_Goal_
Print the records again, character for character.

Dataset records
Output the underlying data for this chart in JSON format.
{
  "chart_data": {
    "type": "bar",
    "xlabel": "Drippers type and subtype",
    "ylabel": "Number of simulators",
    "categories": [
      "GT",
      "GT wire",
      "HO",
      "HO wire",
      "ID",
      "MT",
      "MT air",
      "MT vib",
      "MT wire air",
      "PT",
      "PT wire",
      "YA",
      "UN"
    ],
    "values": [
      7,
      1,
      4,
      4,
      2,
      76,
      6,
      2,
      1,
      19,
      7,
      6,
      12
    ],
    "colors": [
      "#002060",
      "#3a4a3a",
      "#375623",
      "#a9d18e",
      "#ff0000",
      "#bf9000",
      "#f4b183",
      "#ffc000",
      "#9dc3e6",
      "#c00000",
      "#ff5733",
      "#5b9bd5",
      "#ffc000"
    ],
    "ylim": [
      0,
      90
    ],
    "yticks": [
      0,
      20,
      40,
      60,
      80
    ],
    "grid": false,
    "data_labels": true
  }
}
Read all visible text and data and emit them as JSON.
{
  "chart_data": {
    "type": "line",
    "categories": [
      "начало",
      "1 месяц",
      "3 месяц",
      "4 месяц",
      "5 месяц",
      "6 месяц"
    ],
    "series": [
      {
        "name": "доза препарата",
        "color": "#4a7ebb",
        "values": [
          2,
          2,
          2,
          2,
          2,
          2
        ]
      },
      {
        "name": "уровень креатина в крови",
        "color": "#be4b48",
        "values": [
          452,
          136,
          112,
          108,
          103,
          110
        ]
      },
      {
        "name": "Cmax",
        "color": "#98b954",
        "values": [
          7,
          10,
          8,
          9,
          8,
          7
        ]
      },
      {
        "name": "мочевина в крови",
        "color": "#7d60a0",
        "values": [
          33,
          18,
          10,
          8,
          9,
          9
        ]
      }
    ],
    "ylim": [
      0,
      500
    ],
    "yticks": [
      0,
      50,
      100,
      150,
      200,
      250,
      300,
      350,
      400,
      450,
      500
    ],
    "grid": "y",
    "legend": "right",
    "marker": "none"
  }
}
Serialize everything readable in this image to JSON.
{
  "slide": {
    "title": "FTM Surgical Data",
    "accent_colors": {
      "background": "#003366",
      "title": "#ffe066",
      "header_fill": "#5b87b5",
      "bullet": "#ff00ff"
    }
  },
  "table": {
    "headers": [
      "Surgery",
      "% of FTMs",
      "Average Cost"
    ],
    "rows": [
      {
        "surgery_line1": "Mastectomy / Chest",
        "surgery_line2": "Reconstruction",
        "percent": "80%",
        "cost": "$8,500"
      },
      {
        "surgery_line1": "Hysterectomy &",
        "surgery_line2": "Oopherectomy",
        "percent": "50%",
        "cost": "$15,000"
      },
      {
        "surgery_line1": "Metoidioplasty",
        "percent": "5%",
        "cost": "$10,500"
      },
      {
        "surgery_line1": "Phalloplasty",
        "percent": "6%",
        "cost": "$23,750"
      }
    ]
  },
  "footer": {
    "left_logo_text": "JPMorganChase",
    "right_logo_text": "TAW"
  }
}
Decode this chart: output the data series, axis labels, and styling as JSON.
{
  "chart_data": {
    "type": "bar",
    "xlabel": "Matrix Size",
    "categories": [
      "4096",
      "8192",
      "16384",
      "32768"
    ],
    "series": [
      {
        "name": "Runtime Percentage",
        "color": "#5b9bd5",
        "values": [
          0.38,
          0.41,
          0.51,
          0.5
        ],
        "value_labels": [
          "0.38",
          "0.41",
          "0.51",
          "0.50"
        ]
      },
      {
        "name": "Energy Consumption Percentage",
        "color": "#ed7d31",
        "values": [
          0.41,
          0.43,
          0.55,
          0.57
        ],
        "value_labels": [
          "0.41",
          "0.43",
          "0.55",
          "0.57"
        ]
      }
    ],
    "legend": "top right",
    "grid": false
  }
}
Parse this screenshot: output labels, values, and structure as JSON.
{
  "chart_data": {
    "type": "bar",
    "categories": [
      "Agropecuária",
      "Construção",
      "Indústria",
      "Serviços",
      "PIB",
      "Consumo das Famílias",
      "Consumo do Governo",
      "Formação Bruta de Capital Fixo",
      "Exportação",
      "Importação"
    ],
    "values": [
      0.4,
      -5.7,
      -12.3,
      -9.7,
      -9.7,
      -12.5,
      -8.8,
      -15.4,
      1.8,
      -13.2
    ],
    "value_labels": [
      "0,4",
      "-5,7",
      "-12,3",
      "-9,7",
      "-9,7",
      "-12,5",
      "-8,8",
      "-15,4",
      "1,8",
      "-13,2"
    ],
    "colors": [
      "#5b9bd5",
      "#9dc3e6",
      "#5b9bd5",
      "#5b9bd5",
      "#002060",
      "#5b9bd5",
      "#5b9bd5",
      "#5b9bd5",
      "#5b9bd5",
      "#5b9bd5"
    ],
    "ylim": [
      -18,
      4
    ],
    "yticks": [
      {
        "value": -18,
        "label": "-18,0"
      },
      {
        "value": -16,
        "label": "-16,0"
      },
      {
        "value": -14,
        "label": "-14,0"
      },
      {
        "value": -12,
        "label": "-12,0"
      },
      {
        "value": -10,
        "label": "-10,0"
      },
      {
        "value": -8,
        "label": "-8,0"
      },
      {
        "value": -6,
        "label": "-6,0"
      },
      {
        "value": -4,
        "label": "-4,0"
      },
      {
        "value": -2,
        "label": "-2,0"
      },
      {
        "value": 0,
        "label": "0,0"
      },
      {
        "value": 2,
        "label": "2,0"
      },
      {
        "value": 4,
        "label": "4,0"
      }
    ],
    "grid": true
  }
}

_Result of this exercise_
Output the underlying data for this chart in JSON format.
{
  "chart_data": {
    "type": "bar",
    "xlabel": "Drippers type and subtype",
    "ylabel": "Number of simulators",
    "categories": [
      "GT",
      "GT wire",
      "HO",
      "HO wire",
      "ID",
      "MT",
      "MT air",
      "MT vib",
      "MT wire air",
      "PT",
      "PT wire",
      "YA",
      "UN"
    ],
    "values": [
      7,
      1,
      4,
      4,
      2,
      76,
      6,
      2,
      1,
      19,
      7,
      6,
      12
    ],
    "colors": [
      "#002060",
      "#3a4a3a",
      "#375623",
      "#a9d18e",
      "#ff0000",
      "#bf9000",
      "#f4b183",
      "#ffc000",
      "#9dc3e6",
      "#c00000",
      "#ff5733",
      "#5b9bd5",
      "#ffc000"
    ],
    "ylim": [
      0,
      90
    ],
    "yticks": [
      0,
      20,
      40,
      60,
      80
    ],
    "grid": false,
    "data_labels": true
  }
}
Read all visible text and data and emit them as JSON.
{
  "chart_data": {
    "type": "line",
    "categories": [
      "начало",
      "1 месяц",
      "3 месяц",
      "4 месяц",
      "5 месяц",
      "6 месяц"
    ],
    "series": [
      {
        "name": "доза препарата",
        "color": "#4a7ebb",
        "values": [
          2,
          2,
          2,
          2,
          2,
          2
        ]
      },
      {
        "name": "уровень креатина в крови",
        "color": "#be4b48",
        "values": [
          452,
          136,
          112,
          108,
          103,
          110
        ]
      },
      {
        "name": "Cmax",
        "color": "#98b954",
        "values": [
          7,
          10,
          8,
          9,
          8,
          7
        ]
      },
      {
        "name": "мочевина в крови",
        "color": "#7d60a0",
        "values": [
          33,
          18,
          10,
          8,
          9,
          9
        ]
      }
    ],
    "ylim": [
      0,
      500
    ],
    "yticks": [
      0,
      50,
      100,
      150,
      200,
      250,
      300,
      350,
      400,
      450,
      500
    ],
    "grid": "y",
    "legend": "right",
    "marker": "none"
  }
}
Serialize everything readable in this image to JSON.
{
  "slide": {
    "title": "FTM Surgical Data",
    "accent_colors": {
      "background": "#003366",
      "title": "#ffe066",
      "header_fill": "#5b87b5",
      "bullet": "#ff00ff"
    }
  },
  "table": {
    "headers": [
      "Surgery",
      "% of FTMs",
      "Average Cost"
    ],
    "rows": [
      {
        "surgery_line1": "Mastectomy / Chest",
        "surgery_line2": "Reconstruction",
        "percent": "80%",
        "cost": "$8,500"
      },
      {
        "surgery_line1": "Hysterectomy &",
        "surgery_line2": "Oopherectomy",
        "percent": "50%",
        "cost": "$15,000"
      },
      {
        "surgery_line1": "Metoidioplasty",
        "percent": "5%",
        "cost": "$10,500"
      },
      {
        "surgery_line1": "Phalloplasty",
        "percent": "6%",
        "cost": "$23,750"
      }
    ]
  },
  "footer": {
    "left_logo_text": "JPMorganChase",
    "right_logo_text": "TAW"
  }
}
Decode this chart: output the data series, axis labels, and styling as JSON.
{
  "chart_data": {
    "type": "bar",
    "xlabel": "Matrix Size",
    "categories": [
      "4096",
      "8192",
      "16384",
      "32768"
    ],
    "series": [
      {
        "name": "Runtime Percentage",
        "color": "#5b9bd5",
        "values": [
          0.38,
          0.41,
          0.51,
          0.5
        ],
        "value_labels": [
          "0.38",
          "0.41",
          "0.51",
          "0.50"
        ]
      },
      {
        "name": "Energy Consumption Percentage",
        "color": "#ed7d31",
        "values": [
          0.41,
          0.43,
          0.55,
          0.57
        ],
        "value_labels": [
          "0.41",
          "0.43",
          "0.55",
          "0.57"
        ]
      }
    ],
    "legend": "top right",
    "grid": false
  }
}
Parse this screenshot: output labels, values, and structure as JSON.
{
  "chart_data": {
    "type": "bar",
    "categories": [
      "Agropecuária",
      "Construção",
      "Indústria",
      "Serviços",
      "PIB",
      "Consumo das Famílias",
      "Consumo do Governo",
      "Formação Bruta de Capital Fixo",
      "Exportação",
      "Importação"
    ],
    "values": [
      0.4,
      -5.7,
      -12.3,
      -9.7,
      -9.7,
      -12.5,
      -8.8,
      -15.4,
      1.8,
      -13.2
    ],
    "value_labels": [
      "0,4",
      "-5,7",
      "-12,3",
      "-9,7",
      "-9,7",
      "-12,5",
      "-8,8",
      "-15,4",
      "1,8",
      "-13,2"
    ],
    "colors": [
      "#5b9bd5",
      "#9dc3e6",
      "#5b9bd5",
      "#5b9bd5",
      "#002060",
      "#5b9bd5",
      "#5b9bd5",
      "#5b9bd5",
      "#5b9bd5",
      "#5b9bd5"
    ],
    "ylim": [
      -18,
      4
    ],
    "yticks": [
      {
        "value": -18,
        "label": "-18,0"
      },
      {
        "value": -16,
        "label": "-16,0"
      },
      {
        "value": -14,
        "label": "-14,0"
      },
      {
        "value": -12,
        "label": "-12,0"
      },
      {
        "value": -10,
        "label": "-10,0"
      },
      {
        "value": -8,
        "label": "-8,0"
      },
      {
        "value": -6,
        "label": "-6,0"
      },
      {
        "value": -4,
        "label": "-4,0"
      },
      {
        "value": -2,
        "label": "-2,0"
      },
      {
        "value": 0,
        "label": "0,0"
      },
      {
        "value": 2,
        "label": "2,0"
      },
      {
        "value": 4,
        "label": "4,0"
      }
    ],
    "grid": true
  }
}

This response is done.